--- Task brief ---
Of the lines in this material, how many contain "선조사와"? Answer with a single number only.

--- Given information ---
begin
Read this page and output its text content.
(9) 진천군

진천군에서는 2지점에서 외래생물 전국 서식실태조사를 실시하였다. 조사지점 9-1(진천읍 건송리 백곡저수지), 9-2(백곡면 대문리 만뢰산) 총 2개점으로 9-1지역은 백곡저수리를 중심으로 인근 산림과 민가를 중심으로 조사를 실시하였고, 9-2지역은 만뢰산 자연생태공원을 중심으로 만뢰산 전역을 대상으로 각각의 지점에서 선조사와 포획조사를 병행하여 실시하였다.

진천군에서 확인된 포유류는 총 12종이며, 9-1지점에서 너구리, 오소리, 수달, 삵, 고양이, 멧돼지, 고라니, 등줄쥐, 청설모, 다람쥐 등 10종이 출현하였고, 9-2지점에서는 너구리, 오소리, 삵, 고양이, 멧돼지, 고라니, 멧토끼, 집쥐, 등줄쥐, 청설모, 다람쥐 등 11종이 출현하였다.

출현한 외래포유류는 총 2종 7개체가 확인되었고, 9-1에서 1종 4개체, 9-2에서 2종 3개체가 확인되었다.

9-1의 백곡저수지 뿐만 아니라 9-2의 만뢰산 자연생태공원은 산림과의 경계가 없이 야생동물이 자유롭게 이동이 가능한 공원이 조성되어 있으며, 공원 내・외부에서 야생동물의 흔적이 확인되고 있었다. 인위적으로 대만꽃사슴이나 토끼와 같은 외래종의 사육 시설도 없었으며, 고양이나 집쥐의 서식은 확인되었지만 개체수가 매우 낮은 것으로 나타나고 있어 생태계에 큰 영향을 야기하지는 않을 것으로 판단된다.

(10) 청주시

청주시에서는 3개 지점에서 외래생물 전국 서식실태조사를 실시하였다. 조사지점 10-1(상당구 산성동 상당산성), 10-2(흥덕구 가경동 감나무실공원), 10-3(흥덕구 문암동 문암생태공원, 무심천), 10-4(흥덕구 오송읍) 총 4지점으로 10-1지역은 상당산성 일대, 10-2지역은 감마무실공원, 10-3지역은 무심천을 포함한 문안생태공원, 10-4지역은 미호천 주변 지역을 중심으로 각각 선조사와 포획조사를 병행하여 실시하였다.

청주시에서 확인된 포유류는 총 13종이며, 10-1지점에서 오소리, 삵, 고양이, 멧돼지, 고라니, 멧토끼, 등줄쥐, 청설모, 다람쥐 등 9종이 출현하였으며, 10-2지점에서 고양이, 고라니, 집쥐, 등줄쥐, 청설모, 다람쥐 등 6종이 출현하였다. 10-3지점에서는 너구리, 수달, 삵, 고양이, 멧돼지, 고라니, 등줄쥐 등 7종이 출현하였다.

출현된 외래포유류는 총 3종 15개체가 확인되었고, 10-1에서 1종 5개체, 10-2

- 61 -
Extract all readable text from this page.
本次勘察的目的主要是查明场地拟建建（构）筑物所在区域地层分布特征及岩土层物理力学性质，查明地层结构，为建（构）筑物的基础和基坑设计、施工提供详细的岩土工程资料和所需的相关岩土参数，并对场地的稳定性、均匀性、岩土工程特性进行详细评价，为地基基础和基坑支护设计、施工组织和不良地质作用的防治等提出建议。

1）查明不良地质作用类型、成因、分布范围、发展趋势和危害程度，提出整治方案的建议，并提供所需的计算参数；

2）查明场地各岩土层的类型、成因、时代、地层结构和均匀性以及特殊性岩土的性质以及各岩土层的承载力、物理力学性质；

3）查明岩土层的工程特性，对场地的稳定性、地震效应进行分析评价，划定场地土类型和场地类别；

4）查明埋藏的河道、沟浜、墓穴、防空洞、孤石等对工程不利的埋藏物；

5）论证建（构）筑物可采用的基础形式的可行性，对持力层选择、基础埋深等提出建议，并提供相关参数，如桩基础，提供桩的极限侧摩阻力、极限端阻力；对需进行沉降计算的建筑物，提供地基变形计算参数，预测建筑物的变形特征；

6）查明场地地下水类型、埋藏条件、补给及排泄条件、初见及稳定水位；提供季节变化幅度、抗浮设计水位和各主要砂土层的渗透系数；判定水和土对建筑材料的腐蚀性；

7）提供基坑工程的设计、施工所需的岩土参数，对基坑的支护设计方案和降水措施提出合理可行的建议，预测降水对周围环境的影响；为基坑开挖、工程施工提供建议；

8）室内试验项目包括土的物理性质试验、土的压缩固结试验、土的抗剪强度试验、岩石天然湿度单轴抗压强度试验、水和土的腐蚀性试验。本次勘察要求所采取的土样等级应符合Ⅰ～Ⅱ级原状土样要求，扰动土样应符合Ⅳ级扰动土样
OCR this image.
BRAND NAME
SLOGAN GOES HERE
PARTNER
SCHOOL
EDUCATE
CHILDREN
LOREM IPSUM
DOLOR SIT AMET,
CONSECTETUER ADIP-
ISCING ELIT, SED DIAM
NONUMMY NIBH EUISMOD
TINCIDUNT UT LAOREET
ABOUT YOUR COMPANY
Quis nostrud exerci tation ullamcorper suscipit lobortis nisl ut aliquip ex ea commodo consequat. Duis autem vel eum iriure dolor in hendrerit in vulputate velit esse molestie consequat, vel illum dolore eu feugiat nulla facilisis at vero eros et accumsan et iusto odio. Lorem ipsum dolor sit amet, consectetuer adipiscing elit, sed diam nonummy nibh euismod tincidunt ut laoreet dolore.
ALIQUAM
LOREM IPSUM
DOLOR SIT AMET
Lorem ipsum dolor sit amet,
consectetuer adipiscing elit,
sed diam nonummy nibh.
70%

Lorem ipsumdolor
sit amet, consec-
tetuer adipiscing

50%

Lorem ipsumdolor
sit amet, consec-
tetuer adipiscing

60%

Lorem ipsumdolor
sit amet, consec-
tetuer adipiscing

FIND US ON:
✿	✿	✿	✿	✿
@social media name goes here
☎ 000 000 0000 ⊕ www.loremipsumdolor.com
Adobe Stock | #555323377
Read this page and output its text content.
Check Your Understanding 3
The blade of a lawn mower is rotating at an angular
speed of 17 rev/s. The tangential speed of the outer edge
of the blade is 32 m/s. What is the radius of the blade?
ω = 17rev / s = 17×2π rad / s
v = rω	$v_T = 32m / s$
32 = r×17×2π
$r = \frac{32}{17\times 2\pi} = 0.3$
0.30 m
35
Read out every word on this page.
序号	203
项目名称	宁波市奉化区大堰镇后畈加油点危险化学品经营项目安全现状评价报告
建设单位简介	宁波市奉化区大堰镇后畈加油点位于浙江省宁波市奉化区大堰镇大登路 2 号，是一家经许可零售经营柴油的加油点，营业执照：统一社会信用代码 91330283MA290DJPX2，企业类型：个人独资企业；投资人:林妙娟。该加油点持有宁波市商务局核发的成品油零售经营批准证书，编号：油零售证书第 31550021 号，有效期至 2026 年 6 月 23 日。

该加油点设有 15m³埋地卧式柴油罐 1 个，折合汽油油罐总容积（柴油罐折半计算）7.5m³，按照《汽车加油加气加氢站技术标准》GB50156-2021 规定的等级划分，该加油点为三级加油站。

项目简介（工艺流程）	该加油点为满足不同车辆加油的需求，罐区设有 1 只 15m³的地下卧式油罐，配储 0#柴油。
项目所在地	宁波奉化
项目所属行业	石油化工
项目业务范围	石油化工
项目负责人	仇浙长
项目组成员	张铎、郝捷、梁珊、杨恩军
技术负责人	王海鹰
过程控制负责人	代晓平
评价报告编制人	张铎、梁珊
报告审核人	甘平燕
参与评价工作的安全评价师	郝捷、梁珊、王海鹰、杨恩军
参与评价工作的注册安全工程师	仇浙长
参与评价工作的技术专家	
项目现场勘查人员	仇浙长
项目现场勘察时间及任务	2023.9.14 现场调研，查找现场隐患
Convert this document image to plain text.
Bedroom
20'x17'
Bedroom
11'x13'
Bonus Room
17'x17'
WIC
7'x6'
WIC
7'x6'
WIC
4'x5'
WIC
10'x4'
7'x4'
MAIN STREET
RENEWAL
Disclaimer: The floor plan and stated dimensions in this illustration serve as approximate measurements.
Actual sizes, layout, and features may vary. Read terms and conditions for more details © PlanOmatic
end
--- Expected output ---
2